++++ PROVIDED RECORDS

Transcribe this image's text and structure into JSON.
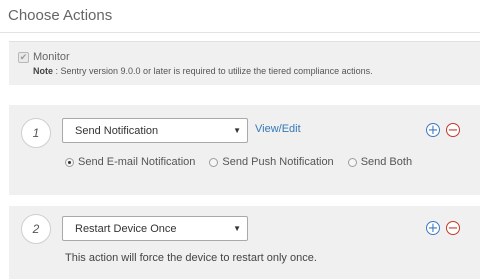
{
  "header": {
    "title": "Choose Actions"
  },
  "monitor": {
    "checked": true,
    "label": "Monitor",
    "note_label": "Note",
    "note_text": ": Sentry version 9.0.0 or later is required to utilize the tiered compliance actions."
  },
  "actions": [
    {
      "step": "1",
      "selected": "Send Notification",
      "link": "View/Edit",
      "options": [
        {
          "label": "Send E-mail Notification",
          "checked": true
        },
        {
          "label": "Send Push Notification",
          "checked": false
        },
        {
          "label": "Send Both",
          "checked": false
        }
      ]
    },
    {
      "step": "2",
      "selected": "Restart Device Once",
      "description": "This action will force the device to restart only once."
    }
  ],
  "icons": {
    "add": "plus-circle-icon",
    "remove": "minus-circle-icon",
    "check": "check-icon",
    "caret": "caret-down-icon"
  },
  "colors": {
    "link": "#337ab7",
    "add": "#3c78c3",
    "remove": "#c0392b",
    "panel": "#f0f0f0"
  }
}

++++++++

• TASK INSTRUCTIONS
Keep every word of the data as it is when you write it out, but drop the pictures.

• ANSWER BELOW
Transcribe this image's text and structure into JSON.
{
  "header": {
    "title": "Choose Actions"
  },
  "monitor": {
    "checked": true,
    "label": "Monitor",
    "note_label": "Note",
    "note_text": ": Sentry version 9.0.0 or later is required to utilize the tiered compliance actions."
  },
  "actions": [
    {
      "step": "1",
      "selected": "Send Notification",
      "link": "View/Edit",
      "options": [
        {
          "label": "Send E-mail Notification",
          "checked": true
        },
        {
          "label": "Send Push Notification",
          "checked": false
        },
        {
          "label": "Send Both",
          "checked": false
        }
      ]
    },
    {
      "step": "2",
      "selected": "Restart Device Once",
      "description": "This action will force the device to restart only once."
    }
  ],
  "icons": {
    "add": "plus-circle-icon",
    "remove": "minus-circle-icon",
    "check": "check-icon",
    "caret": "caret-down-icon"
  },
  "colors": {
    "link": "#337ab7",
    "add": "#3c78c3",
    "remove": "#c0392b",
    "panel": "#f0f0f0"
  }
}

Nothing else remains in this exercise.